→ **What needs to be done**
A verbatim copy of the records is required, with all pictures left out.

(Extracted records)

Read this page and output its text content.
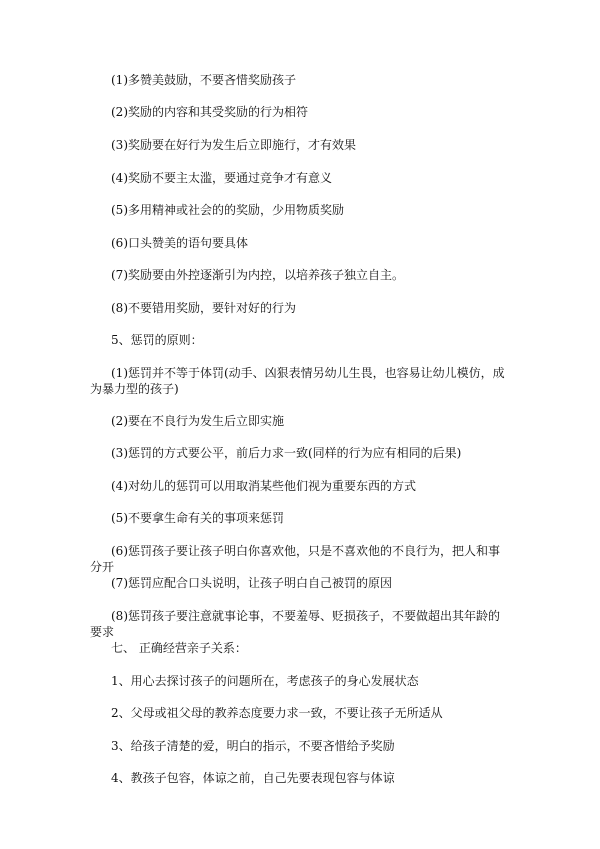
(1)多赞美鼓励，不要吝惜奖励孩子

(2)奖励的内容和其受奖励的行为相符

(3)奖励要在好行为发生后立即施行，才有效果

(4)奖励不要主太滥，要通过竞争才有意义

(5)多用精神或社会的的奖励，少用物质奖励

(6)口头赞美的语句要具体

(7)奖励要由外控逐渐引为内控，以培养孩子独立自主。

(8)不要错用奖励，要针对好的行为

5、惩罚的原则：

(1)惩罚并不等于体罚(动手、凶狠表情另幼儿生畏，也容易让幼儿模仿，成为暴力型的孩子)

(2)要在不良行为发生后立即实施

(3)惩罚的方式要公平，前后力求一致(同样的行为应有相同的后果)

(4)对幼儿的惩罚可以用取消某些他们视为重要东西的方式

(5)不要拿生命有关的事项来惩罚

(6)惩罚孩子要让孩子明白你喜欢他，只是不喜欢他的不良行为，把人和事分开

(7)惩罚应配合口头说明，让孩子明白自己被罚的原因

(8)惩罚孩子要注意就事论事，不要羞辱、贬损孩子，不要做超出其年龄的要求

七、 正确经营亲子关系：

1、用心去探讨孩子的问题所在，考虑孩子的身心发展状态

2、父母或祖父母的教养态度要力求一致，不要让孩子无所适从

3、给孩子清楚的爱，明白的指示，不要吝惜给予奖励

4、教孩子包容，体谅之前，自己先要表现包容与体谅
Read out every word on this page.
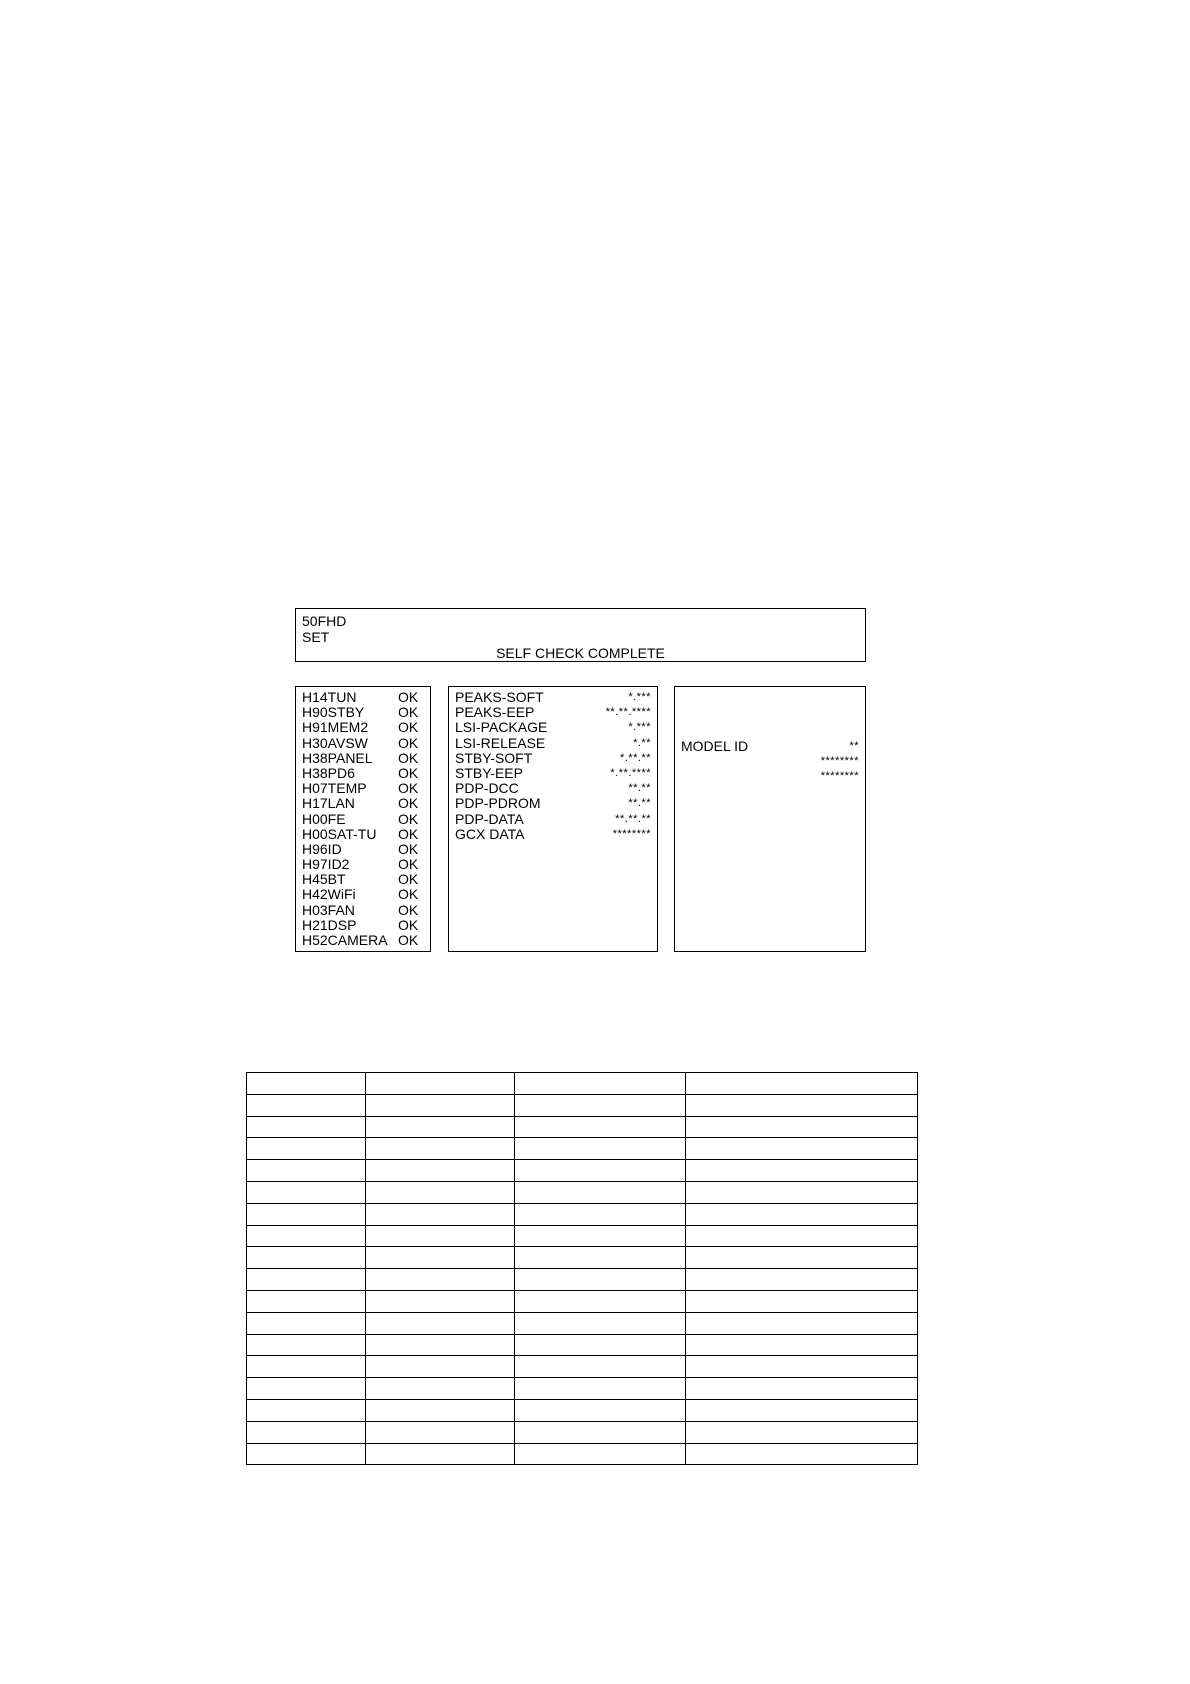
50FHD
SET
SELF CHECK COMPLETE
H14TUN	OK
H90STBY OK
H91MEM2 OK
H30AVSW OK
H38PANEL OK
H38PD6	OK
H07TEMP OK
H17LAN	OK
H00FE	OK
H00SAT-TU OK
H96ID	OK
H97ID2	OK
H45BT	OK
H42WiFi	OK
H03FAN	OK
H21DSP	OK
H52CAMERA OK
PEAKS-SOFT	*.***
PEAKS-EEP	**.**.****
LSI-PACKAGE	*.***
LSI-RELEASE	*.**
STBY-SOFT	*.**.**
STBY-EEP	*.**.****
PDP-DCC	**.**
PDP-PDROM	**.**
PDP-DATA	**.**.**
GCX DATA	********
MODEL ID	**
********
********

→ **Result of this exercise**
Read this page and output its text content.
(1)多赞美鼓励，不要吝惜奖励孩子

(2)奖励的内容和其受奖励的行为相符

(3)奖励要在好行为发生后立即施行，才有效果

(4)奖励不要主太滥，要通过竞争才有意义

(5)多用精神或社会的的奖励，少用物质奖励

(6)口头赞美的语句要具体

(7)奖励要由外控逐渐引为内控，以培养孩子独立自主。

(8)不要错用奖励，要针对好的行为

5、惩罚的原则：

(1)惩罚并不等于体罚(动手、凶狠表情另幼儿生畏，也容易让幼儿模仿，成为暴力型的孩子)

(2)要在不良行为发生后立即实施

(3)惩罚的方式要公平，前后力求一致(同样的行为应有相同的后果)

(4)对幼儿的惩罚可以用取消某些他们视为重要东西的方式

(5)不要拿生命有关的事项来惩罚

(6)惩罚孩子要让孩子明白你喜欢他，只是不喜欢他的不良行为，把人和事分开

(7)惩罚应配合口头说明，让孩子明白自己被罚的原因

(8)惩罚孩子要注意就事论事，不要羞辱、贬损孩子，不要做超出其年龄的要求

七、 正确经营亲子关系：

1、用心去探讨孩子的问题所在，考虑孩子的身心发展状态

2、父母或祖父母的教养态度要力求一致，不要让孩子无所适从

3、给孩子清楚的爱，明白的指示，不要吝惜给予奖励

4、教孩子包容，体谅之前，自己先要表现包容与体谅
Read out every word on this page.
50FHD
SET
SELF CHECK COMPLETE
H14TUN	OK
H90STBY OK
H91MEM2 OK
H30AVSW OK
H38PANEL OK
H38PD6	OK
H07TEMP OK
H17LAN	OK
H00FE	OK
H00SAT-TU OK
H96ID	OK
H97ID2	OK
H45BT	OK
H42WiFi	OK
H03FAN	OK
H21DSP	OK
H52CAMERA OK
PEAKS-SOFT	*.***
PEAKS-EEP	**.**.****
LSI-PACKAGE	*.***
LSI-RELEASE	*.**
STBY-SOFT	*.**.**
STBY-EEP	*.**.****
PDP-DCC	**.**
PDP-PDROM	**.**
PDP-DATA	**.**.**
GCX DATA	********
MODEL ID	**
********
********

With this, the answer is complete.